** begin TASK INPUT **

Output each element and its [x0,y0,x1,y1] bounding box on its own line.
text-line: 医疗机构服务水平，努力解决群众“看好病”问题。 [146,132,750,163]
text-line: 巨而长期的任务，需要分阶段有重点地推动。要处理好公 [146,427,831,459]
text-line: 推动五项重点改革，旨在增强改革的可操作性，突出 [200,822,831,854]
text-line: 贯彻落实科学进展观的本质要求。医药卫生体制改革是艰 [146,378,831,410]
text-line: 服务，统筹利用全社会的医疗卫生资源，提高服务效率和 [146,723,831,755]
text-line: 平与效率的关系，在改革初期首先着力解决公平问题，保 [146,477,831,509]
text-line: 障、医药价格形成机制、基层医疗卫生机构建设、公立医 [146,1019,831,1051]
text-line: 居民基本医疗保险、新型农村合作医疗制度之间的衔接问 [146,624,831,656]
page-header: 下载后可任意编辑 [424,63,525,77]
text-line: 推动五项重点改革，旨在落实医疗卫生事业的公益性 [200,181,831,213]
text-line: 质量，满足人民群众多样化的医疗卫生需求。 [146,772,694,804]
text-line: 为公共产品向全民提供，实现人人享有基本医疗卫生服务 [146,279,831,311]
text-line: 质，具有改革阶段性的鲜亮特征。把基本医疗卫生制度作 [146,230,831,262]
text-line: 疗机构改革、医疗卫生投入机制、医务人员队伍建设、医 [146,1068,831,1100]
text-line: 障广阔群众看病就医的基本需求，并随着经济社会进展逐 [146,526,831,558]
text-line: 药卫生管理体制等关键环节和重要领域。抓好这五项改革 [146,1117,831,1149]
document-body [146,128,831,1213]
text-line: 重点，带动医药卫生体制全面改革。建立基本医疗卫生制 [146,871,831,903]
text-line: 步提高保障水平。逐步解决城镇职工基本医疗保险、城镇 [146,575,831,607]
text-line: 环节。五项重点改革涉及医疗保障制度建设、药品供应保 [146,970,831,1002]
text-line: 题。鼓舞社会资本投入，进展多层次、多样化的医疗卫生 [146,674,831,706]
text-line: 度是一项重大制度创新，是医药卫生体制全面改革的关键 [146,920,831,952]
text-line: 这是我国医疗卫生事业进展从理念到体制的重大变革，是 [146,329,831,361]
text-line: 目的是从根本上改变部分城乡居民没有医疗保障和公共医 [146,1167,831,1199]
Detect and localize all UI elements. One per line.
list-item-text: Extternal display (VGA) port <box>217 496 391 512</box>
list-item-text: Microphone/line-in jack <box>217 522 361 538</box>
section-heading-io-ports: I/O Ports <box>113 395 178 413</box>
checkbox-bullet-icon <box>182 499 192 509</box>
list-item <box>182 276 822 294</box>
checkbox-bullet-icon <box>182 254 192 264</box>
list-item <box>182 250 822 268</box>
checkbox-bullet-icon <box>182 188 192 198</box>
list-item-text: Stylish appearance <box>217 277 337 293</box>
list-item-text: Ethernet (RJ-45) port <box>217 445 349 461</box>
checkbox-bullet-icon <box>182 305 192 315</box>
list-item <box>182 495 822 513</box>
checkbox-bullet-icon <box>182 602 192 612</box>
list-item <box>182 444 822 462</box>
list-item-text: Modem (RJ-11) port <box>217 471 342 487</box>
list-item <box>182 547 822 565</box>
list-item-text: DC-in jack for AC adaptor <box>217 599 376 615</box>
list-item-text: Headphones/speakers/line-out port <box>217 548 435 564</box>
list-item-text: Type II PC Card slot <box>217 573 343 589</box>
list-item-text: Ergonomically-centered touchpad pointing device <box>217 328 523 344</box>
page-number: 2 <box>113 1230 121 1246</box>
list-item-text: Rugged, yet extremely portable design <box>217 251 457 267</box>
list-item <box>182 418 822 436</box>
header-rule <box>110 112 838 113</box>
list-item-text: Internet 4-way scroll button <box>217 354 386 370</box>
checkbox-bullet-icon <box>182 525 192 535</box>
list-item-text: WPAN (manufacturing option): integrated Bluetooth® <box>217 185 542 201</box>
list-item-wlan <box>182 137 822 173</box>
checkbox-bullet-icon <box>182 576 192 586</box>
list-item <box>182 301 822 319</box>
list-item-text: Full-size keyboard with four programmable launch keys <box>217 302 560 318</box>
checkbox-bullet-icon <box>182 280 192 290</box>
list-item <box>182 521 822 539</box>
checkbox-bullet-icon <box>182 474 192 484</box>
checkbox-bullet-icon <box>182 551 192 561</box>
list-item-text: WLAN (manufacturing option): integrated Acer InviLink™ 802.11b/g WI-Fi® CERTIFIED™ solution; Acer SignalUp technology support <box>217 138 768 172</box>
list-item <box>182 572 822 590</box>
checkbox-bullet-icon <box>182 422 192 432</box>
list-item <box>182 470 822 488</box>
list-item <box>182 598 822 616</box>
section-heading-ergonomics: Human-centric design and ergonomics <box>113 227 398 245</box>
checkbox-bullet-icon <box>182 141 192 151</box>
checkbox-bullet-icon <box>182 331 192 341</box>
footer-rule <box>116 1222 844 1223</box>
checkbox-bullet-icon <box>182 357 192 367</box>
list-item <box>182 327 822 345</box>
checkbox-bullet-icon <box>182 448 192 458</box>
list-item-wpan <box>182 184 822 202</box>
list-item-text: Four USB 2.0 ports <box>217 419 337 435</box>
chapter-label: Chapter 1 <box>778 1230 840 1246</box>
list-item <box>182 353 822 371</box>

** end TASK INPUT **

WRITTEN EXERCISE → Copy every line of the items above without changing a single character.

TASK ANSWER →
Output each element and its [x0,y0,x1,y1] bounding box on its own line.
text-line: 医疗机构服务水平，努力解决群众“看好病”问题。 [146,132,750,163]
text-line: 巨而长期的任务，需要分阶段有重点地推动。要处理好公 [146,427,831,459]
text-line: 推动五项重点改革，旨在增强改革的可操作性，突出 [200,822,831,854]
text-line: 贯彻落实科学进展观的本质要求。医药卫生体制改革是艰 [146,378,831,410]
text-line: 服务，统筹利用全社会的医疗卫生资源，提高服务效率和 [146,723,831,755]
text-line: 平与效率的关系，在改革初期首先着力解决公平问题，保 [146,477,831,509]
text-line: 障、医药价格形成机制、基层医疗卫生机构建设、公立医 [146,1019,831,1051]
text-line: 居民基本医疗保险、新型农村合作医疗制度之间的衔接问 [146,624,831,656]
page-header: 下载后可任意编辑 [424,63,525,77]
text-line: 推动五项重点改革，旨在落实医疗卫生事业的公益性 [200,181,831,213]
text-line: 质量，满足人民群众多样化的医疗卫生需求。 [146,772,694,804]
text-line: 为公共产品向全民提供，实现人人享有基本医疗卫生服务 [146,279,831,311]
text-line: 质，具有改革阶段性的鲜亮特征。把基本医疗卫生制度作 [146,230,831,262]
text-line: 疗机构改革、医疗卫生投入机制、医务人员队伍建设、医 [146,1068,831,1100]
text-line: 障广阔群众看病就医的基本需求，并随着经济社会进展逐 [146,526,831,558]
text-line: 药卫生管理体制等关键环节和重要领域。抓好这五项改革 [146,1117,831,1149]
document-body [146,128,831,1213]
text-line: 重点，带动医药卫生体制全面改革。建立基本医疗卫生制 [146,871,831,903]
text-line: 步提高保障水平。逐步解决城镇职工基本医疗保险、城镇 [146,575,831,607]
text-line: 环节。五项重点改革涉及医疗保障制度建设、药品供应保 [146,970,831,1002]
text-line: 题。鼓舞社会资本投入，进展多层次、多样化的医疗卫生 [146,674,831,706]
text-line: 度是一项重大制度创新，是医药卫生体制全面改革的关键 [146,920,831,952]
text-line: 这是我国医疗卫生事业进展从理念到体制的重大变革，是 [146,329,831,361]
text-line: 目的是从根本上改变部分城乡居民没有医疗保障和公共医 [146,1167,831,1199]
Detect and localize all UI elements. One per line.
list-item-text: Extternal display (VGA) port <box>217 496 391 512</box>
list-item-text: Microphone/line-in jack <box>217 522 361 538</box>
section-heading-io-ports: I/O Ports <box>113 395 178 413</box>
checkbox-bullet-icon <box>182 499 192 509</box>
list-item <box>182 276 822 294</box>
checkbox-bullet-icon <box>182 254 192 264</box>
list-item <box>182 250 822 268</box>
checkbox-bullet-icon <box>182 188 192 198</box>
list-item-text: Stylish appearance <box>217 277 337 293</box>
list-item-text: Ethernet (RJ-45) port <box>217 445 349 461</box>
checkbox-bullet-icon <box>182 305 192 315</box>
list-item <box>182 495 822 513</box>
checkbox-bullet-icon <box>182 602 192 612</box>
list-item <box>182 444 822 462</box>
list-item-text: Modem (RJ-11) port <box>217 471 342 487</box>
list-item <box>182 547 822 565</box>
list-item-text: DC-in jack for AC adaptor <box>217 599 376 615</box>
list-item-text: Headphones/speakers/line-out port <box>217 548 435 564</box>
list-item-text: Type II PC Card slot <box>217 573 343 589</box>
list-item-text: Ergonomically-centered touchpad pointing device <box>217 328 523 344</box>
page-number: 2 <box>113 1230 121 1246</box>
list-item-text: Rugged, yet extremely portable design <box>217 251 457 267</box>
list-item <box>182 418 822 436</box>
header-rule <box>110 112 838 113</box>
list-item-text: Internet 4-way scroll button <box>217 354 386 370</box>
checkbox-bullet-icon <box>182 525 192 535</box>
list-item-text: WPAN (manufacturing option): integrated Bluetooth® <box>217 185 542 201</box>
list-item-wlan <box>182 137 822 173</box>
checkbox-bullet-icon <box>182 576 192 586</box>
list-item <box>182 301 822 319</box>
list-item-text: Full-size keyboard with four programmable launch keys <box>217 302 560 318</box>
checkbox-bullet-icon <box>182 280 192 290</box>
list-item <box>182 521 822 539</box>
checkbox-bullet-icon <box>182 474 192 484</box>
checkbox-bullet-icon <box>182 551 192 561</box>
list-item-text: WLAN (manufacturing option): integrated Acer InviLink™ 802.11b/g WI-Fi® CERTIFIED™ solution; Acer SignalUp technology support <box>217 138 768 172</box>
list-item <box>182 572 822 590</box>
checkbox-bullet-icon <box>182 422 192 432</box>
list-item <box>182 470 822 488</box>
list-item <box>182 598 822 616</box>
section-heading-ergonomics: Human-centric design and ergonomics <box>113 227 398 245</box>
checkbox-bullet-icon <box>182 141 192 151</box>
checkbox-bullet-icon <box>182 331 192 341</box>
footer-rule <box>116 1222 844 1223</box>
checkbox-bullet-icon <box>182 357 192 367</box>
list-item <box>182 327 822 345</box>
checkbox-bullet-icon <box>182 448 192 458</box>
list-item-wpan <box>182 184 822 202</box>
list-item-text: Four USB 2.0 ports <box>217 419 337 435</box>
chapter-label: Chapter 1 <box>778 1230 840 1246</box>
list-item <box>182 353 822 371</box>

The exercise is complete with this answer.